> _Task details_
Please say how many lines of the listing hold "Stokes", with no other words in the answer.
-- -- --
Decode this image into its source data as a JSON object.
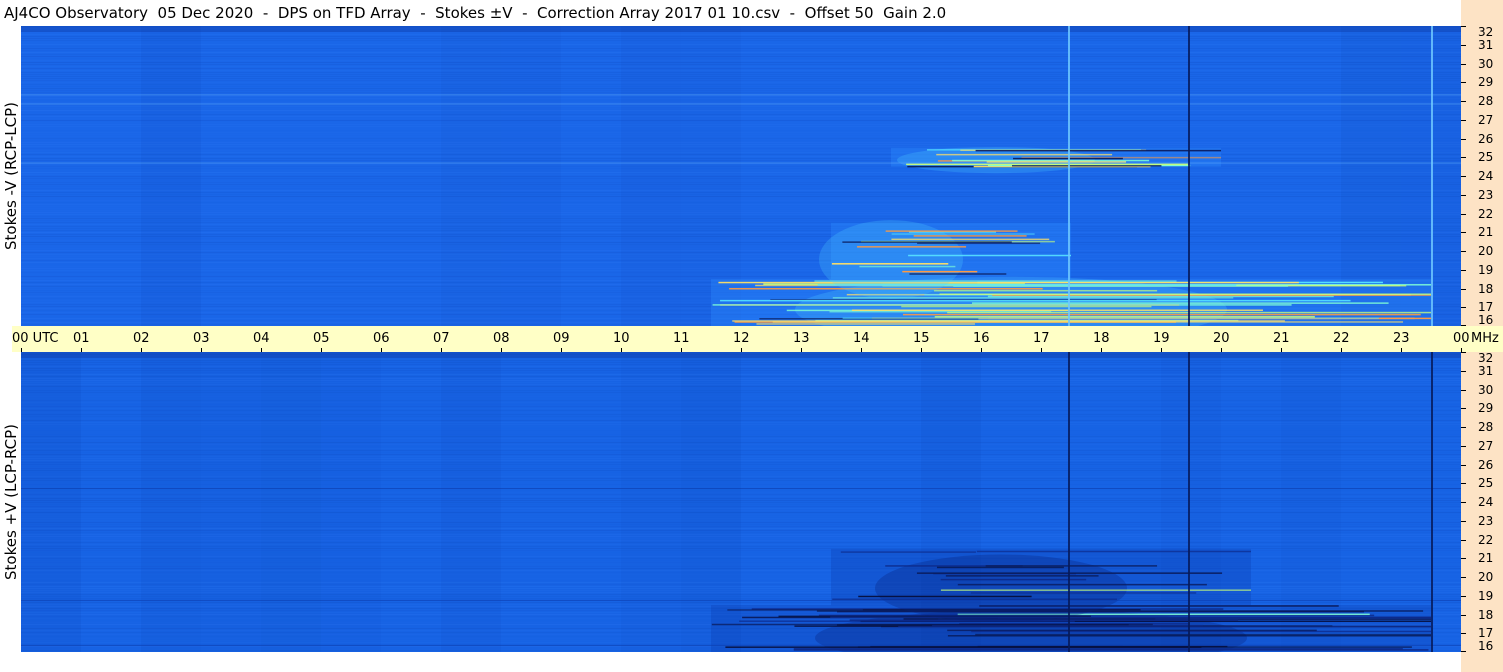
{
  "title": "AJ4CO Observatory  05 Dec 2020  -  DPS on TFD Array  -  Stokes ±V  -  Correction Array 2017 01 10.csv  -  Offset 50  Gain 2.0",
  "colors": {
    "background_blue": "#1a63e6",
    "axis_bg_time": "#ffffc6",
    "axis_bg_freq": "#fde3c5",
    "bright_emission": "#7fffd4",
    "dark_emission": "#0a1a5a"
  },
  "chart_data": [
    {
      "type": "heatmap",
      "name": "top-panel",
      "ylabel": "Stokes -V (RCP-LCP)",
      "y_unit": "MHz",
      "ylim": [
        16,
        32
      ],
      "y_ticks": [
        "32",
        "31",
        "30",
        "29",
        "28",
        "27",
        "26",
        "25",
        "24",
        "23",
        "22",
        "21",
        "20",
        "19",
        "18",
        "17",
        "16"
      ],
      "xlim": [
        0,
        24
      ],
      "emission": "bright",
      "bursts": [
        {
          "t_start": 11.5,
          "t_end": 23.5,
          "f_low": 16.0,
          "f_high": 18.5
        },
        {
          "t_start": 13.5,
          "t_end": 17.5,
          "f_low": 18.5,
          "f_high": 21.5
        },
        {
          "t_start": 14.5,
          "t_end": 20.0,
          "f_low": 24.5,
          "f_high": 25.5
        }
      ],
      "vertical_lines": [
        {
          "t": 17.45,
          "style": "bright"
        },
        {
          "t": 19.45,
          "style": "dark"
        },
        {
          "t": 23.5,
          "style": "bright"
        }
      ]
    },
    {
      "type": "heatmap",
      "name": "bottom-panel",
      "ylabel": "Stokes +V (LCP-RCP)",
      "y_unit": "MHz",
      "ylim": [
        16,
        32
      ],
      "y_ticks": [
        "32",
        "31",
        "30",
        "29",
        "28",
        "27",
        "26",
        "25",
        "24",
        "23",
        "22",
        "21",
        "20",
        "19",
        "18",
        "17",
        "16"
      ],
      "xlim": [
        0,
        24
      ],
      "emission": "dark",
      "bursts": [
        {
          "t_start": 11.5,
          "t_end": 23.5,
          "f_low": 16.0,
          "f_high": 18.5
        },
        {
          "t_start": 13.5,
          "t_end": 20.5,
          "f_low": 18.5,
          "f_high": 21.5
        }
      ],
      "vertical_lines": [
        {
          "t": 17.45,
          "style": "dark"
        },
        {
          "t": 19.45,
          "style": "dark"
        },
        {
          "t": 23.5,
          "style": "dark"
        }
      ]
    }
  ],
  "time_axis": {
    "labels": [
      "00  UTC",
      "01",
      "02",
      "03",
      "04",
      "05",
      "06",
      "07",
      "08",
      "09",
      "10",
      "11",
      "12",
      "13",
      "14",
      "15",
      "16",
      "17",
      "18",
      "19",
      "20",
      "21",
      "22",
      "23",
      "00"
    ],
    "unit": "MHz"
  }
}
-- -- --
> _Result of this exercise_
3